*PROBLEM REQUIREMENTS*
Below are some entries; can you quote all of them exactly?

*DATASET ROWS*

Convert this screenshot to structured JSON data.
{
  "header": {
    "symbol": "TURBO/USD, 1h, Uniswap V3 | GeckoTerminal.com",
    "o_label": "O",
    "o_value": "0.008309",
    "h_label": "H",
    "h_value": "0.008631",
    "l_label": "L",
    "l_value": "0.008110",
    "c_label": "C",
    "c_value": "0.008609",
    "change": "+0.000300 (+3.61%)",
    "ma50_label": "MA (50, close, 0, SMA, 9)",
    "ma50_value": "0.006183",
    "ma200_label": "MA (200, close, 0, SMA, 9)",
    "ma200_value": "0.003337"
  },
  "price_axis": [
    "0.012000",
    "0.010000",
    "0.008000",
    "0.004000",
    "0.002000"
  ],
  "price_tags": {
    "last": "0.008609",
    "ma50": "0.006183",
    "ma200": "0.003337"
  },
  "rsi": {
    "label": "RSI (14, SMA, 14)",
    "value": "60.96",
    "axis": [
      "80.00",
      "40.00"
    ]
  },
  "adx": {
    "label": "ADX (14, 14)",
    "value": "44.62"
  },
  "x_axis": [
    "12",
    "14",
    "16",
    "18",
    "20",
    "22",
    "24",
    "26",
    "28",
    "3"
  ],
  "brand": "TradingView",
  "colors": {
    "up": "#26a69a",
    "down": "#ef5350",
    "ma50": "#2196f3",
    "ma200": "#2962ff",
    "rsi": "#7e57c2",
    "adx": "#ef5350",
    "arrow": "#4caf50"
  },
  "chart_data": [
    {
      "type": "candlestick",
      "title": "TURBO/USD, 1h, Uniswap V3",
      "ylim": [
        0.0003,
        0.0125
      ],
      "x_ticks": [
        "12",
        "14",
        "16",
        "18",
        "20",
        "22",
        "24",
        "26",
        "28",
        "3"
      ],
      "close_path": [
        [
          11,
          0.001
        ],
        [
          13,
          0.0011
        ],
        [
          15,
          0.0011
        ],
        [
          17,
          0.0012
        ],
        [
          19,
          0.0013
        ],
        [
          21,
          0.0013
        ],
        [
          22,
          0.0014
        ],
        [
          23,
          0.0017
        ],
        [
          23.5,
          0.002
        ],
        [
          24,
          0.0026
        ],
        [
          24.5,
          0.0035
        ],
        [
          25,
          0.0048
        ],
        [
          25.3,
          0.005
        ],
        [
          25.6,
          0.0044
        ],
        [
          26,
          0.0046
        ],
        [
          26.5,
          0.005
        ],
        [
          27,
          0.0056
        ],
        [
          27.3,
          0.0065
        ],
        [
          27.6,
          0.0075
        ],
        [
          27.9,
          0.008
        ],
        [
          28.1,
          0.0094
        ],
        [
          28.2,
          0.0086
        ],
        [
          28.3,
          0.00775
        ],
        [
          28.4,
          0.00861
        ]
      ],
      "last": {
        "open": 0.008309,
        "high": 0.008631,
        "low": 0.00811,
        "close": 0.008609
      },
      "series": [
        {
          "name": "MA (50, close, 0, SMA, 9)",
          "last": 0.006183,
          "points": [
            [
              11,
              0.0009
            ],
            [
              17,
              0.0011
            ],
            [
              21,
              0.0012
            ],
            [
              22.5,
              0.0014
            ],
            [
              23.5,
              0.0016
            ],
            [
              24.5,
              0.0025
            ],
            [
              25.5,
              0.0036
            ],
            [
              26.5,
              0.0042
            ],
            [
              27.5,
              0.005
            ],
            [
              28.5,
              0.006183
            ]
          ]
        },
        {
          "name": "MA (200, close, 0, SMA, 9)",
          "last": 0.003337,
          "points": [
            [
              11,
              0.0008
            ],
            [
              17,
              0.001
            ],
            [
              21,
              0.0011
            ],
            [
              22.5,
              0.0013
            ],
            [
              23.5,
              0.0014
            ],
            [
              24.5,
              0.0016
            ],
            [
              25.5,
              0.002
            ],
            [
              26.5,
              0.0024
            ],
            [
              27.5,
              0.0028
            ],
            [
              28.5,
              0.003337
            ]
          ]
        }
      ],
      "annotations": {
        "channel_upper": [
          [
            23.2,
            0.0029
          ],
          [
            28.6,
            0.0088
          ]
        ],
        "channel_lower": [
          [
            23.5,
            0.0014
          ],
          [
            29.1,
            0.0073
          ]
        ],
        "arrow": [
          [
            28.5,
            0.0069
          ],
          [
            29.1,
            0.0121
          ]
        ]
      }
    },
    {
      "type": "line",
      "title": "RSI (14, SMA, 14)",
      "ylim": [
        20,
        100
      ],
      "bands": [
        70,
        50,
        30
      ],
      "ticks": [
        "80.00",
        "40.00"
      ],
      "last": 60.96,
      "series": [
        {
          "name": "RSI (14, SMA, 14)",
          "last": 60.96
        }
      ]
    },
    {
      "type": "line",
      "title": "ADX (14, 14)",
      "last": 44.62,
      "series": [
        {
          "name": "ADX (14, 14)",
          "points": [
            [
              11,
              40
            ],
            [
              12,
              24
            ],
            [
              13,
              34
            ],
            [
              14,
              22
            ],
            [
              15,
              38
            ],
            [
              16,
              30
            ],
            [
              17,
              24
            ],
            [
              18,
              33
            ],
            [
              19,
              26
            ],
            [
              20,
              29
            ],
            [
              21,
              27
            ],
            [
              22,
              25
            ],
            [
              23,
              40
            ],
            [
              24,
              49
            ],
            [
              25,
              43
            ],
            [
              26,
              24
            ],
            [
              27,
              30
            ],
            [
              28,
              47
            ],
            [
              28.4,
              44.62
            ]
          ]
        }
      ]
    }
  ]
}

*FINAL RESULT*
Convert this screenshot to structured JSON data.
{
  "header": {
    "symbol": "TURBO/USD, 1h, Uniswap V3 | GeckoTerminal.com",
    "o_label": "O",
    "o_value": "0.008309",
    "h_label": "H",
    "h_value": "0.008631",
    "l_label": "L",
    "l_value": "0.008110",
    "c_label": "C",
    "c_value": "0.008609",
    "change": "+0.000300 (+3.61%)",
    "ma50_label": "MA (50, close, 0, SMA, 9)",
    "ma50_value": "0.006183",
    "ma200_label": "MA (200, close, 0, SMA, 9)",
    "ma200_value": "0.003337"
  },
  "price_axis": [
    "0.012000",
    "0.010000",
    "0.008000",
    "0.004000",
    "0.002000"
  ],
  "price_tags": {
    "last": "0.008609",
    "ma50": "0.006183",
    "ma200": "0.003337"
  },
  "rsi": {
    "label": "RSI (14, SMA, 14)",
    "value": "60.96",
    "axis": [
      "80.00",
      "40.00"
    ]
  },
  "adx": {
    "label": "ADX (14, 14)",
    "value": "44.62"
  },
  "x_axis": [
    "12",
    "14",
    "16",
    "18",
    "20",
    "22",
    "24",
    "26",
    "28",
    "3"
  ],
  "brand": "TradingView",
  "colors": {
    "up": "#26a69a",
    "down": "#ef5350",
    "ma50": "#2196f3",
    "ma200": "#2962ff",
    "rsi": "#7e57c2",
    "adx": "#ef5350",
    "arrow": "#4caf50"
  },
  "chart_data": [
    {
      "type": "candlestick",
      "title": "TURBO/USD, 1h, Uniswap V3",
      "ylim": [
        0.0003,
        0.0125
      ],
      "x_ticks": [
        "12",
        "14",
        "16",
        "18",
        "20",
        "22",
        "24",
        "26",
        "28",
        "3"
      ],
      "close_path": [
        [
          11,
          0.001
        ],
        [
          13,
          0.0011
        ],
        [
          15,
          0.0011
        ],
        [
          17,
          0.0012
        ],
        [
          19,
          0.0013
        ],
        [
          21,
          0.0013
        ],
        [
          22,
          0.0014
        ],
        [
          23,
          0.0017
        ],
        [
          23.5,
          0.002
        ],
        [
          24,
          0.0026
        ],
        [
          24.5,
          0.0035
        ],
        [
          25,
          0.0048
        ],
        [
          25.3,
          0.005
        ],
        [
          25.6,
          0.0044
        ],
        [
          26,
          0.0046
        ],
        [
          26.5,
          0.005
        ],
        [
          27,
          0.0056
        ],
        [
          27.3,
          0.0065
        ],
        [
          27.6,
          0.0075
        ],
        [
          27.9,
          0.008
        ],
        [
          28.1,
          0.0094
        ],
        [
          28.2,
          0.0086
        ],
        [
          28.3,
          0.00775
        ],
        [
          28.4,
          0.00861
        ]
      ],
      "last": {
        "open": 0.008309,
        "high": 0.008631,
        "low": 0.00811,
        "close": 0.008609
      },
      "series": [
        {
          "name": "MA (50, close, 0, SMA, 9)",
          "last": 0.006183,
          "points": [
            [
              11,
              0.0009
            ],
            [
              17,
              0.0011
            ],
            [
              21,
              0.0012
            ],
            [
              22.5,
              0.0014
            ],
            [
              23.5,
              0.0016
            ],
            [
              24.5,
              0.0025
            ],
            [
              25.5,
              0.0036
            ],
            [
              26.5,
              0.0042
            ],
            [
              27.5,
              0.005
            ],
            [
              28.5,
              0.006183
            ]
          ]
        },
        {
          "name": "MA (200, close, 0, SMA, 9)",
          "last": 0.003337,
          "points": [
            [
              11,
              0.0008
            ],
            [
              17,
              0.001
            ],
            [
              21,
              0.0011
            ],
            [
              22.5,
              0.0013
            ],
            [
              23.5,
              0.0014
            ],
            [
              24.5,
              0.0016
            ],
            [
              25.5,
              0.002
            ],
            [
              26.5,
              0.0024
            ],
            [
              27.5,
              0.0028
            ],
            [
              28.5,
              0.003337
            ]
          ]
        }
      ],
      "annotations": {
        "channel_upper": [
          [
            23.2,
            0.0029
          ],
          [
            28.6,
            0.0088
          ]
        ],
        "channel_lower": [
          [
            23.5,
            0.0014
          ],
          [
            29.1,
            0.0073
          ]
        ],
        "arrow": [
          [
            28.5,
            0.0069
          ],
          [
            29.1,
            0.0121
          ]
        ]
      }
    },
    {
      "type": "line",
      "title": "RSI (14, SMA, 14)",
      "ylim": [
        20,
        100
      ],
      "bands": [
        70,
        50,
        30
      ],
      "ticks": [
        "80.00",
        "40.00"
      ],
      "last": 60.96,
      "series": [
        {
          "name": "RSI (14, SMA, 14)",
          "last": 60.96
        }
      ]
    },
    {
      "type": "line",
      "title": "ADX (14, 14)",
      "last": 44.62,
      "series": [
        {
          "name": "ADX (14, 14)",
          "points": [
            [
              11,
              40
            ],
            [
              12,
              24
            ],
            [
              13,
              34
            ],
            [
              14,
              22
            ],
            [
              15,
              38
            ],
            [
              16,
              30
            ],
            [
              17,
              24
            ],
            [
              18,
              33
            ],
            [
              19,
              26
            ],
            [
              20,
              29
            ],
            [
              21,
              27
            ],
            [
              22,
              25
            ],
            [
              23,
              40
            ],
            [
              24,
              49
            ],
            [
              25,
              43
            ],
            [
              26,
              24
            ],
            [
              27,
              30
            ],
            [
              28,
              47
            ],
            [
              28.4,
              44.62
            ]
          ]
        }
      ]
    }
  ]
}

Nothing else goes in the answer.